**TASK STATEMENT**: Find each line with the string "athletics" and copy it.
===
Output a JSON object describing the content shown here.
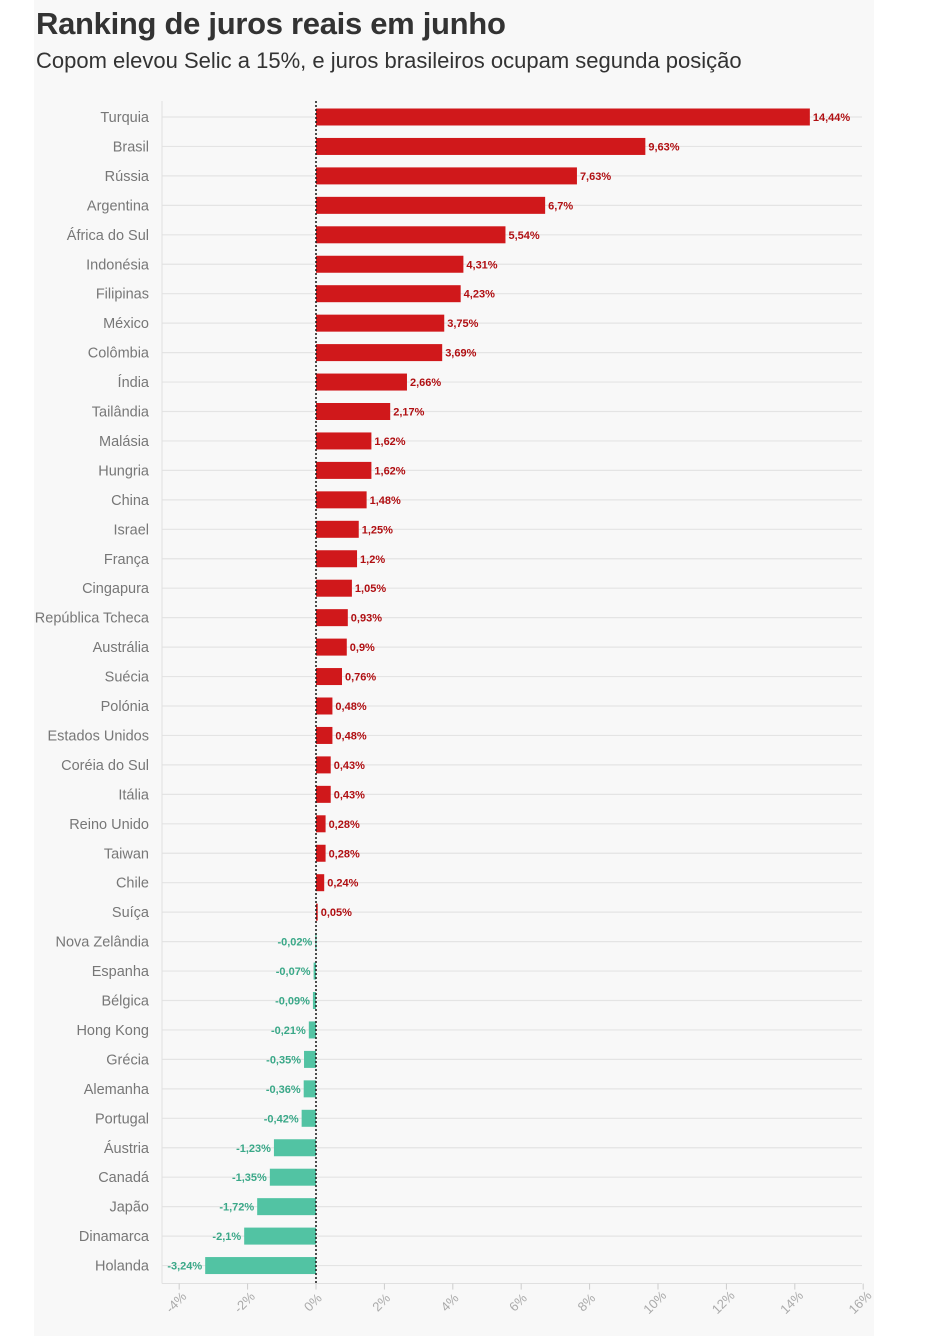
{
  "title": "Ranking de juros reais em junho",
  "subtitle": "Copom elevou Selic a 15%, e juros brasileiros ocupam segunda posição",
  "colors": {
    "positive": "#d0181b",
    "negative": "#52c3a3",
    "positive_label": "#b00f12",
    "negative_label": "#3aa888"
  },
  "chart_data": {
    "type": "bar",
    "orientation": "horizontal",
    "categories": [
      "Turquia",
      "Brasil",
      "Rússia",
      "Argentina",
      "África do Sul",
      "Indonésia",
      "Filipinas",
      "México",
      "Colômbia",
      "Índia",
      "Tailândia",
      "Malásia",
      "Hungria",
      "China",
      "Israel",
      "França",
      "Cingapura",
      "República Tcheca",
      "Austrália",
      "Suécia",
      "Polónia",
      "Estados Unidos",
      "Coréia do Sul",
      "Itália",
      "Reino Unido",
      "Taiwan",
      "Chile",
      "Suíça",
      "Nova Zelândia",
      "Espanha",
      "Bélgica",
      "Hong Kong",
      "Grécia",
      "Alemanha",
      "Portugal",
      "Áustria",
      "Canadá",
      "Japão",
      "Dinamarca",
      "Holanda"
    ],
    "values": [
      14.44,
      9.63,
      7.63,
      6.7,
      5.54,
      4.31,
      4.23,
      3.75,
      3.69,
      2.66,
      2.17,
      1.62,
      1.62,
      1.48,
      1.25,
      1.2,
      1.05,
      0.93,
      0.9,
      0.76,
      0.48,
      0.48,
      0.43,
      0.43,
      0.28,
      0.28,
      0.24,
      0.05,
      -0.02,
      -0.07,
      -0.09,
      -0.21,
      -0.35,
      -0.36,
      -0.42,
      -1.23,
      -1.35,
      -1.72,
      -2.1,
      -3.24
    ],
    "value_labels": [
      "14,44%",
      "9,63%",
      "7,63%",
      "6,7%",
      "5,54%",
      "4,31%",
      "4,23%",
      "3,75%",
      "3,69%",
      "2,66%",
      "2,17%",
      "1,62%",
      "1,62%",
      "1,48%",
      "1,25%",
      "1,2%",
      "1,05%",
      "0,93%",
      "0,9%",
      "0,76%",
      "0,48%",
      "0,48%",
      "0,43%",
      "0,43%",
      "0,28%",
      "0,28%",
      "0,24%",
      "0,05%",
      "-0,02%",
      "-0,07%",
      "-0,09%",
      "-0,21%",
      "-0,35%",
      "-0,36%",
      "-0,42%",
      "-1,23%",
      "-1,35%",
      "-1,72%",
      "-2,1%",
      "-3,24%"
    ],
    "x_ticks": [
      -4,
      -2,
      0,
      2,
      4,
      6,
      8,
      10,
      12,
      14,
      16
    ],
    "x_tick_labels": [
      "-4%",
      "-2%",
      "0%",
      "2%",
      "4%",
      "6%",
      "8%",
      "10%",
      "12%",
      "14%",
      "16%"
    ],
    "xlim": [
      -4.5,
      16
    ],
    "grid": true,
    "zero_line": "dotted"
  }
}
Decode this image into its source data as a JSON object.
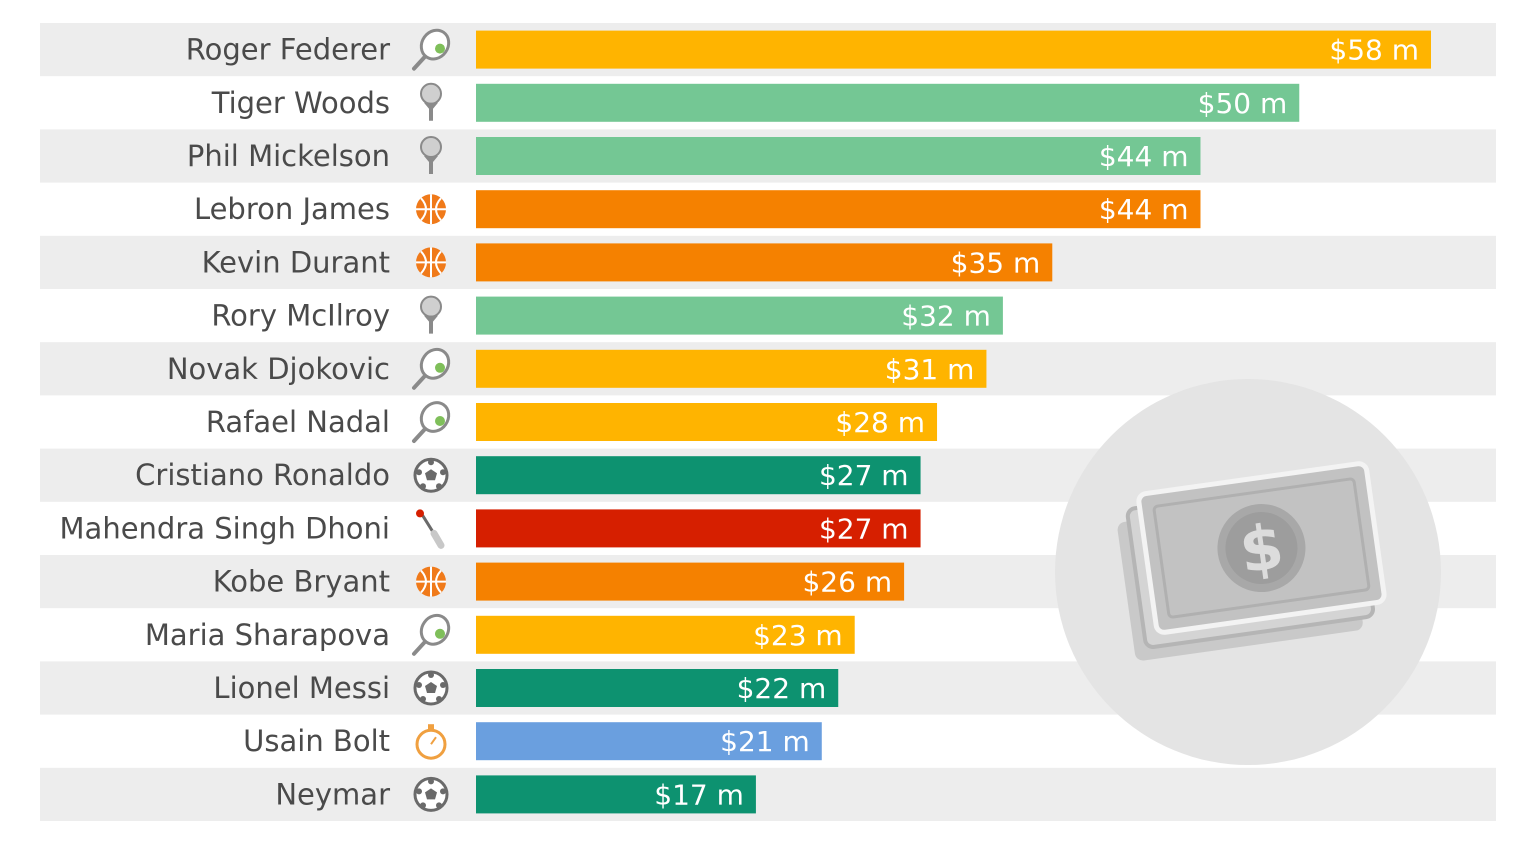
{
  "chart_data": {
    "type": "bar",
    "orientation": "horizontal",
    "categories": [
      "Roger Federer",
      "Tiger Woods",
      "Phil Mickelson",
      "Lebron James",
      "Kevin Durant",
      "Rory McIlroy",
      "Novak Djokovic",
      "Rafael Nadal",
      "Cristiano Ronaldo",
      "Mahendra Singh Dhoni",
      "Kobe Bryant",
      "Maria Sharapova",
      "Lionel Messi",
      "Usain Bolt",
      "Neymar"
    ],
    "values": [
      58,
      50,
      44,
      44,
      35,
      32,
      31,
      28,
      27,
      27,
      26,
      23,
      22,
      21,
      17
    ],
    "value_labels": [
      "$58 m",
      "$50 m",
      "$44 m",
      "$44 m",
      "$35 m",
      "$32 m",
      "$31 m",
      "$28 m",
      "$27 m",
      "$27 m",
      "$26 m",
      "$23 m",
      "$22 m",
      "$21 m",
      "$17 m"
    ],
    "sports": [
      "tennis",
      "golf",
      "golf",
      "basketball",
      "basketball",
      "golf",
      "tennis",
      "tennis",
      "football",
      "cricket",
      "basketball",
      "tennis",
      "football",
      "athletics",
      "football"
    ],
    "sport_colors": {
      "tennis": "#ffb400",
      "golf": "#74c794",
      "basketball": "#f58100",
      "football": "#0d9270",
      "cricket": "#d61f00",
      "athletics": "#6a9fdf"
    },
    "icons": {
      "tennis": "tennis-racket-icon",
      "golf": "golf-ball-on-tee-icon",
      "basketball": "basketball-icon",
      "football": "soccer-ball-icon",
      "cricket": "cricket-bat-icon",
      "athletics": "stopwatch-icon"
    },
    "xlim": [
      0,
      58
    ],
    "stripe_color": "#ededed",
    "decoration": "money-bills-icon"
  }
}
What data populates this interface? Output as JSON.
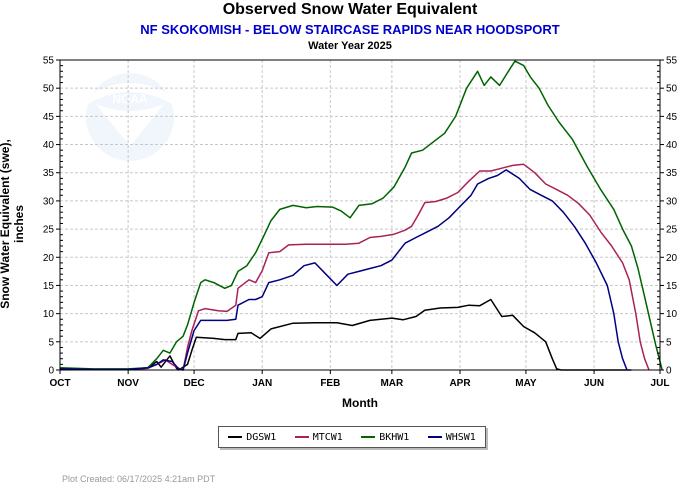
{
  "chart_data": {
    "type": "line",
    "title": "Observed Snow Water Equivalent",
    "subtitle": "NF SKOKOMISH - BELOW STAIRCASE RAPIDS NEAR HOODSPORT",
    "subtitle_color": "#0000cc",
    "water_year": "Water Year 2025",
    "ylabel": "Snow Water Equivalent (swe),  inches",
    "xlabel": "Month",
    "ylim": [
      0,
      55
    ],
    "yticks": [
      "0",
      "5",
      "10",
      "15",
      "20",
      "25",
      "30",
      "35",
      "40",
      "45",
      "50",
      "55"
    ],
    "month_ticks": [
      "OCT",
      "NOV",
      "DEC",
      "JAN",
      "FEB",
      "MAR",
      "APR",
      "MAY",
      "JUN",
      "JUL"
    ],
    "grid": true,
    "legend_position": "bottom-center",
    "series": [
      {
        "name": "DGSW1",
        "color": "#000000",
        "points": [
          [
            0,
            0.2
          ],
          [
            15,
            0.1
          ],
          [
            31,
            0.1
          ],
          [
            40,
            0.3
          ],
          [
            44,
            1.5
          ],
          [
            46,
            0.5
          ],
          [
            50,
            2.5
          ],
          [
            53,
            0.3
          ],
          [
            54,
            0
          ],
          [
            58,
            1
          ],
          [
            60,
            3.5
          ],
          [
            62,
            5.8
          ],
          [
            70,
            5.6
          ],
          [
            75,
            5.4
          ],
          [
            80,
            5.4
          ],
          [
            81,
            6.5
          ],
          [
            87,
            6.6
          ],
          [
            91,
            5.6
          ],
          [
            96,
            7.3
          ],
          [
            106,
            8.3
          ],
          [
            116,
            8.4
          ],
          [
            126,
            8.4
          ],
          [
            133,
            7.9
          ],
          [
            141,
            8.8
          ],
          [
            151,
            9.2
          ],
          [
            156,
            8.9
          ],
          [
            162,
            9.5
          ],
          [
            166,
            10.6
          ],
          [
            173,
            11
          ],
          [
            181,
            11.1
          ],
          [
            186,
            11.5
          ],
          [
            191,
            11.4
          ],
          [
            196,
            12.5
          ],
          [
            201,
            9.5
          ],
          [
            206,
            9.7
          ],
          [
            211,
            7.7
          ],
          [
            216,
            6.6
          ],
          [
            221,
            5
          ],
          [
            224,
            2
          ],
          [
            226,
            0.2
          ],
          [
            228,
            0
          ],
          [
            240,
            0
          ],
          [
            260,
            0
          ]
        ]
      },
      {
        "name": "MTCW1",
        "color": "#aa2255",
        "points": [
          [
            0,
            0.2
          ],
          [
            15,
            0.1
          ],
          [
            31,
            0.1
          ],
          [
            40,
            0.3
          ],
          [
            44,
            1
          ],
          [
            48,
            1.8
          ],
          [
            51,
            1
          ],
          [
            54,
            0.3
          ],
          [
            56,
            0
          ],
          [
            58,
            4
          ],
          [
            60,
            7
          ],
          [
            63,
            10.5
          ],
          [
            66,
            10.9
          ],
          [
            72,
            10.5
          ],
          [
            76,
            10.4
          ],
          [
            80,
            11.5
          ],
          [
            81,
            14.5
          ],
          [
            86,
            16
          ],
          [
            89,
            15.5
          ],
          [
            92,
            17.6
          ],
          [
            95,
            20.8
          ],
          [
            100,
            21
          ],
          [
            104,
            22.2
          ],
          [
            112,
            22.3
          ],
          [
            122,
            22.3
          ],
          [
            130,
            22.3
          ],
          [
            136,
            22.5
          ],
          [
            141,
            23.5
          ],
          [
            146,
            23.7
          ],
          [
            152,
            24.1
          ],
          [
            157,
            24.8
          ],
          [
            160,
            25.5
          ],
          [
            163,
            27.5
          ],
          [
            166,
            29.7
          ],
          [
            171,
            29.9
          ],
          [
            176,
            30.5
          ],
          [
            181,
            31.5
          ],
          [
            186,
            33.5
          ],
          [
            191,
            35.3
          ],
          [
            196,
            35.3
          ],
          [
            201,
            35.8
          ],
          [
            206,
            36.3
          ],
          [
            211,
            36.5
          ],
          [
            216,
            35
          ],
          [
            221,
            33
          ],
          [
            226,
            32
          ],
          [
            231,
            31
          ],
          [
            236,
            29.5
          ],
          [
            241,
            27.5
          ],
          [
            246,
            24.5
          ],
          [
            251,
            22
          ],
          [
            256,
            19
          ],
          [
            259,
            16
          ],
          [
            262,
            10
          ],
          [
            264,
            5
          ],
          [
            266,
            2
          ],
          [
            268,
            0
          ]
        ]
      },
      {
        "name": "BKHW1",
        "color": "#006400",
        "points": [
          [
            0,
            0.4
          ],
          [
            15,
            0.2
          ],
          [
            31,
            0.2
          ],
          [
            40,
            0.4
          ],
          [
            44,
            2
          ],
          [
            47,
            3.5
          ],
          [
            50,
            3
          ],
          [
            53,
            5
          ],
          [
            56,
            6
          ],
          [
            58,
            8
          ],
          [
            61,
            12
          ],
          [
            64,
            15.5
          ],
          [
            66,
            16
          ],
          [
            70,
            15.5
          ],
          [
            75,
            14.5
          ],
          [
            78,
            15
          ],
          [
            81,
            17.5
          ],
          [
            85,
            18.5
          ],
          [
            89,
            20.8
          ],
          [
            93,
            24
          ],
          [
            96,
            26.5
          ],
          [
            100,
            28.5
          ],
          [
            106,
            29.2
          ],
          [
            112,
            28.8
          ],
          [
            117,
            29
          ],
          [
            124,
            28.9
          ],
          [
            128,
            28.2
          ],
          [
            132,
            27
          ],
          [
            136,
            29.2
          ],
          [
            142,
            29.5
          ],
          [
            147,
            30.5
          ],
          [
            152,
            32.5
          ],
          [
            157,
            36
          ],
          [
            160,
            38.5
          ],
          [
            165,
            39
          ],
          [
            170,
            40.5
          ],
          [
            175,
            42
          ],
          [
            180,
            45
          ],
          [
            185,
            50
          ],
          [
            190,
            53
          ],
          [
            193,
            50.5
          ],
          [
            196,
            52
          ],
          [
            200,
            50.5
          ],
          [
            204,
            53
          ],
          [
            207,
            54.8
          ],
          [
            211,
            54
          ],
          [
            214,
            52
          ],
          [
            218,
            50
          ],
          [
            222,
            47
          ],
          [
            227,
            44
          ],
          [
            233,
            41
          ],
          [
            240,
            36
          ],
          [
            246,
            32
          ],
          [
            252,
            28.5
          ],
          [
            256,
            25
          ],
          [
            260,
            22
          ],
          [
            263,
            18
          ],
          [
            266,
            13
          ],
          [
            271,
            4.5
          ],
          [
            274,
            0
          ]
        ]
      },
      {
        "name": "WHSW1",
        "color": "#000080",
        "points": [
          [
            0,
            0.2
          ],
          [
            15,
            0.1
          ],
          [
            31,
            0.1
          ],
          [
            40,
            0.4
          ],
          [
            44,
            1
          ],
          [
            47,
            1.8
          ],
          [
            51,
            1.5
          ],
          [
            54,
            0.2
          ],
          [
            56,
            0
          ],
          [
            58,
            3
          ],
          [
            61,
            7
          ],
          [
            64,
            8.8
          ],
          [
            70,
            8.8
          ],
          [
            76,
            8.8
          ],
          [
            80,
            9
          ],
          [
            81,
            11.5
          ],
          [
            86,
            12.5
          ],
          [
            89,
            12.5
          ],
          [
            92,
            13
          ],
          [
            95,
            15.5
          ],
          [
            100,
            16
          ],
          [
            106,
            16.8
          ],
          [
            111,
            18.5
          ],
          [
            116,
            19
          ],
          [
            121,
            17
          ],
          [
            126,
            15
          ],
          [
            131,
            17
          ],
          [
            136,
            17.5
          ],
          [
            141,
            18
          ],
          [
            146,
            18.5
          ],
          [
            151,
            19.5
          ],
          [
            154,
            21
          ],
          [
            157,
            22.5
          ],
          [
            162,
            23.5
          ],
          [
            167,
            24.5
          ],
          [
            172,
            25.5
          ],
          [
            177,
            27
          ],
          [
            182,
            29
          ],
          [
            187,
            31
          ],
          [
            190,
            33
          ],
          [
            195,
            34
          ],
          [
            199,
            34.5
          ],
          [
            203,
            35.5
          ],
          [
            209,
            34
          ],
          [
            214,
            32
          ],
          [
            219,
            31
          ],
          [
            224,
            30
          ],
          [
            229,
            28
          ],
          [
            234,
            25.5
          ],
          [
            239,
            22.5
          ],
          [
            244,
            19
          ],
          [
            249,
            15
          ],
          [
            252,
            10
          ],
          [
            254,
            5
          ],
          [
            256,
            2
          ],
          [
            258,
            0
          ]
        ]
      }
    ]
  },
  "footer_text": "Plot Created:  06/17/2025 4:21am PDT"
}
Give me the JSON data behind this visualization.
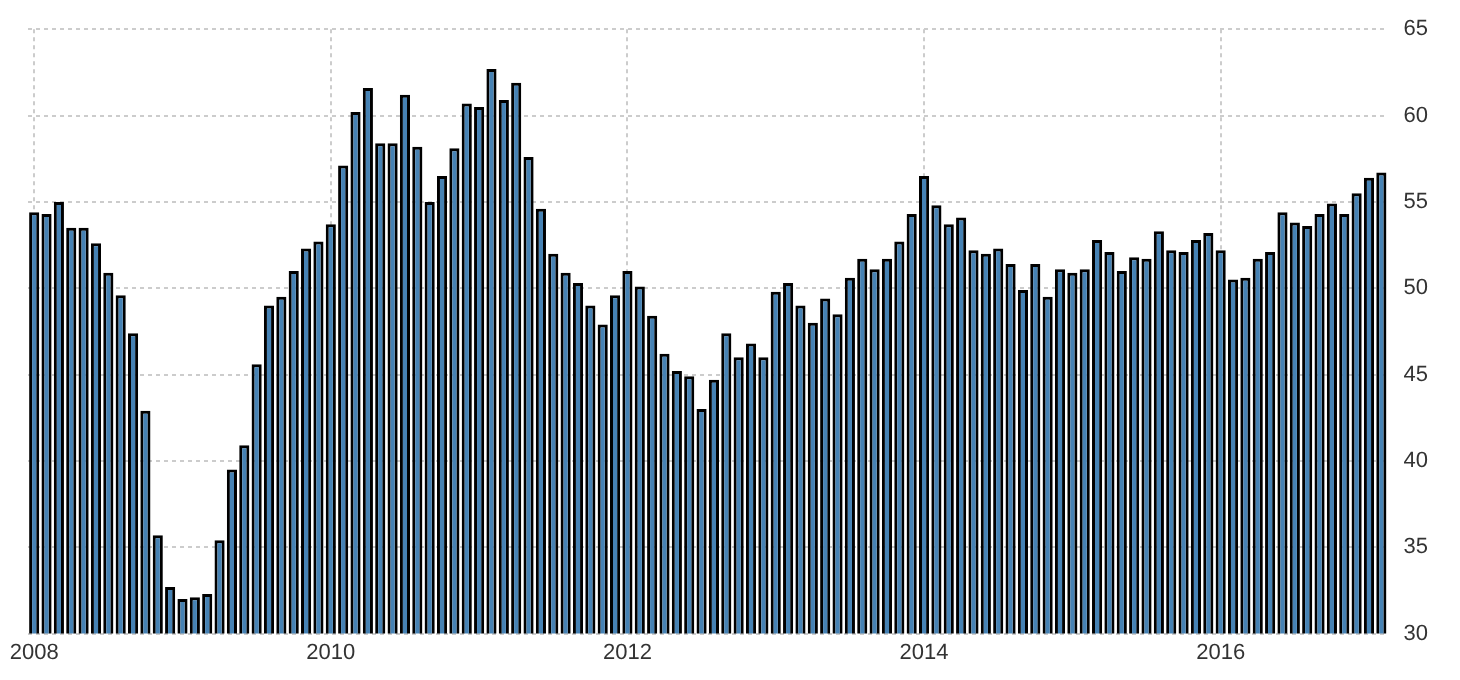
{
  "chart_data": {
    "type": "bar",
    "categories": [
      "2008",
      null,
      null,
      null,
      null,
      null,
      null,
      null,
      null,
      null,
      null,
      null,
      null,
      null,
      null,
      null,
      null,
      null,
      null,
      null,
      null,
      null,
      null,
      null,
      "2010",
      null,
      null,
      null,
      null,
      null,
      null,
      null,
      null,
      null,
      null,
      null,
      null,
      null,
      null,
      null,
      null,
      null,
      null,
      null,
      null,
      null,
      null,
      null,
      "2012",
      null,
      null,
      null,
      null,
      null,
      null,
      null,
      null,
      null,
      null,
      null,
      null,
      null,
      null,
      null,
      null,
      null,
      null,
      null,
      null,
      null,
      null,
      null,
      "2014",
      null,
      null,
      null,
      null,
      null,
      null,
      null,
      null,
      null,
      null,
      null,
      null,
      null,
      null,
      null,
      null,
      null,
      null,
      null,
      null,
      null,
      null,
      null,
      "2016",
      null,
      null,
      null,
      null,
      null,
      null,
      null,
      null,
      null,
      null,
      null,
      null,
      null
    ],
    "values": [
      54.4,
      54.3,
      55.0,
      53.5,
      53.5,
      52.6,
      50.9,
      49.6,
      47.4,
      42.9,
      35.7,
      32.7,
      32.0,
      32.1,
      32.3,
      35.4,
      39.5,
      40.9,
      45.6,
      49.0,
      49.5,
      51.0,
      52.3,
      52.7,
      53.7,
      57.1,
      60.2,
      61.6,
      58.4,
      58.4,
      61.2,
      58.2,
      55.0,
      56.5,
      58.1,
      60.7,
      60.5,
      62.7,
      60.9,
      61.9,
      57.6,
      54.6,
      52.0,
      50.9,
      50.3,
      49.0,
      47.9,
      49.6,
      51.0,
      50.1,
      48.4,
      46.2,
      45.2,
      44.9,
      43.0,
      44.7,
      47.4,
      46.0,
      46.8,
      46.0,
      49.8,
      50.3,
      49.0,
      48.0,
      49.4,
      48.5,
      50.6,
      51.7,
      51.1,
      51.7,
      52.7,
      54.3,
      56.5,
      54.8,
      53.7,
      54.1,
      52.2,
      52.0,
      52.3,
      51.4,
      49.9,
      51.4,
      49.5,
      51.1,
      50.9,
      51.1,
      52.8,
      52.1,
      51.0,
      51.8,
      51.7,
      53.3,
      52.2,
      52.1,
      52.8,
      53.2,
      52.2,
      50.5,
      50.6,
      51.7,
      52.1,
      54.4,
      53.8,
      53.6,
      54.3,
      54.9,
      54.3,
      55.5,
      56.4,
      56.7
    ],
    "color": "#4682b4",
    "ylim": [
      30,
      65
    ],
    "yticks": [
      30,
      35,
      40,
      45,
      50,
      55,
      60,
      65
    ],
    "grid": true,
    "legend": false
  }
}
===
**RESPONSE BELOW**:
      "athletics",
      "athletics": "#6a9fdf"
      "athletics": "stopwatch-icon"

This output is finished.